Repeat every line of the material, character for character.
== == ==
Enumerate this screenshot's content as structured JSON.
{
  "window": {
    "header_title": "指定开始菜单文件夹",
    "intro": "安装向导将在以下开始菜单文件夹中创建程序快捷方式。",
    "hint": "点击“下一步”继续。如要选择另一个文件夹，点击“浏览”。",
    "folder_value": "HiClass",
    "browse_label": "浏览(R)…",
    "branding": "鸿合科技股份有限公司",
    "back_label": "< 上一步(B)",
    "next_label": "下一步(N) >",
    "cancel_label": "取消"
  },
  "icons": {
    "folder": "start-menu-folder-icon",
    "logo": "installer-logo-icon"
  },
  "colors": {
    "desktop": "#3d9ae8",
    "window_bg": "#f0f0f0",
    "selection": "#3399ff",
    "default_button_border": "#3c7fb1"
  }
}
== == ==
EXERCISE RESULT
Enumerate this screenshot's content as structured JSON.
{
  "window": {
    "header_title": "指定开始菜单文件夹",
    "intro": "安装向导将在以下开始菜单文件夹中创建程序快捷方式。",
    "hint": "点击“下一步”继续。如要选择另一个文件夹，点击“浏览”。",
    "folder_value": "HiClass",
    "browse_label": "浏览(R)…",
    "branding": "鸿合科技股份有限公司",
    "back_label": "< 上一步(B)",
    "next_label": "下一步(N) >",
    "cancel_label": "取消"
  },
  "icons": {
    "folder": "start-menu-folder-icon",
    "logo": "installer-logo-icon"
  },
  "colors": {
    "desktop": "#3d9ae8",
    "window_bg": "#f0f0f0",
    "selection": "#3399ff",
    "default_button_border": "#3c7fb1"
  }
}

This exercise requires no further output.